■ Description of the task ■
Set down all of the data exactly as it appears.

──────

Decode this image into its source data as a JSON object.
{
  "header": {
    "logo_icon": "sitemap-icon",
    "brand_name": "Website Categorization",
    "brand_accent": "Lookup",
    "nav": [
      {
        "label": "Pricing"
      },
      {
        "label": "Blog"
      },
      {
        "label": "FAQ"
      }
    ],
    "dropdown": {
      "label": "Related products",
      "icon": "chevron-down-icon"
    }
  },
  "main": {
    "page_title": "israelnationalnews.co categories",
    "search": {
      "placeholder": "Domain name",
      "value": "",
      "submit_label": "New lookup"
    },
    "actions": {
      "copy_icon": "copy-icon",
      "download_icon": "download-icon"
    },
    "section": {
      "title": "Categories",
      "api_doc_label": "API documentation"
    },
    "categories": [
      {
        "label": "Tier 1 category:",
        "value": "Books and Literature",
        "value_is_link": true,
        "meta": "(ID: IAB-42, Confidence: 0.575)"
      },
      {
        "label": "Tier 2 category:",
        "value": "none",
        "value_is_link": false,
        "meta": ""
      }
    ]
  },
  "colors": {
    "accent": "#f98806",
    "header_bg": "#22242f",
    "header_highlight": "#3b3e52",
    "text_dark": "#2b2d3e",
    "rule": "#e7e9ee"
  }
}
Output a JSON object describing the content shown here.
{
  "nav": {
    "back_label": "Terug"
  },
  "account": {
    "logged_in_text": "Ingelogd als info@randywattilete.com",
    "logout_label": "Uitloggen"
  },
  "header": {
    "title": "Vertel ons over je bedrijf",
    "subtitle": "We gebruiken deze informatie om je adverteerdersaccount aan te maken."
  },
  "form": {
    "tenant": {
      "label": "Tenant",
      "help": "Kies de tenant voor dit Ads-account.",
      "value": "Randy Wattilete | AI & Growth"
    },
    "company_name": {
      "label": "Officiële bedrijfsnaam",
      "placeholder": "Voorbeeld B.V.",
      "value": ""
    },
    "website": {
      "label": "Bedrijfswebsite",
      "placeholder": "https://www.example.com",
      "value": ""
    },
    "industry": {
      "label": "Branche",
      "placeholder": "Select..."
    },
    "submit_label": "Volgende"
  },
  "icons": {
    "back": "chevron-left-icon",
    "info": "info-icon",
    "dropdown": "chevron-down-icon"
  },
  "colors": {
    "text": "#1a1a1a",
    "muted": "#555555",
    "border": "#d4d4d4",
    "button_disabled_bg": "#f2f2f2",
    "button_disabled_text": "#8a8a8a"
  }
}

──────

■ Solution for this task ■
Decode this image into its source data as a JSON object.
{
  "header": {
    "logo_icon": "sitemap-icon",
    "brand_name": "Website Categorization",
    "brand_accent": "Lookup",
    "nav": [
      {
        "label": "Pricing"
      },
      {
        "label": "Blog"
      },
      {
        "label": "FAQ"
      }
    ],
    "dropdown": {
      "label": "Related products",
      "icon": "chevron-down-icon"
    }
  },
  "main": {
    "page_title": "israelnationalnews.co categories",
    "search": {
      "placeholder": "Domain name",
      "value": "",
      "submit_label": "New lookup"
    },
    "actions": {
      "copy_icon": "copy-icon",
      "download_icon": "download-icon"
    },
    "section": {
      "title": "Categories",
      "api_doc_label": "API documentation"
    },
    "categories": [
      {
        "label": "Tier 1 category:",
        "value": "Books and Literature",
        "value_is_link": true,
        "meta": "(ID: IAB-42, Confidence: 0.575)"
      },
      {
        "label": "Tier 2 category:",
        "value": "none",
        "value_is_link": false,
        "meta": ""
      }
    ]
  },
  "colors": {
    "accent": "#f98806",
    "header_bg": "#22242f",
    "header_highlight": "#3b3e52",
    "text_dark": "#2b2d3e",
    "rule": "#e7e9ee"
  }
}
Output a JSON object describing the content shown here.
{
  "nav": {
    "back_label": "Terug"
  },
  "account": {
    "logged_in_text": "Ingelogd als info@randywattilete.com",
    "logout_label": "Uitloggen"
  },
  "header": {
    "title": "Vertel ons over je bedrijf",
    "subtitle": "We gebruiken deze informatie om je adverteerdersaccount aan te maken."
  },
  "form": {
    "tenant": {
      "label": "Tenant",
      "help": "Kies de tenant voor dit Ads-account.",
      "value": "Randy Wattilete | AI & Growth"
    },
    "company_name": {
      "label": "Officiële bedrijfsnaam",
      "placeholder": "Voorbeeld B.V.",
      "value": ""
    },
    "website": {
      "label": "Bedrijfswebsite",
      "placeholder": "https://www.example.com",
      "value": ""
    },
    "industry": {
      "label": "Branche",
      "placeholder": "Select..."
    },
    "submit_label": "Volgende"
  },
  "icons": {
    "back": "chevron-left-icon",
    "info": "info-icon",
    "dropdown": "chevron-down-icon"
  },
  "colors": {
    "text": "#1a1a1a",
    "muted": "#555555",
    "border": "#d4d4d4",
    "button_disabled_bg": "#f2f2f2",
    "button_disabled_text": "#8a8a8a"
  }
}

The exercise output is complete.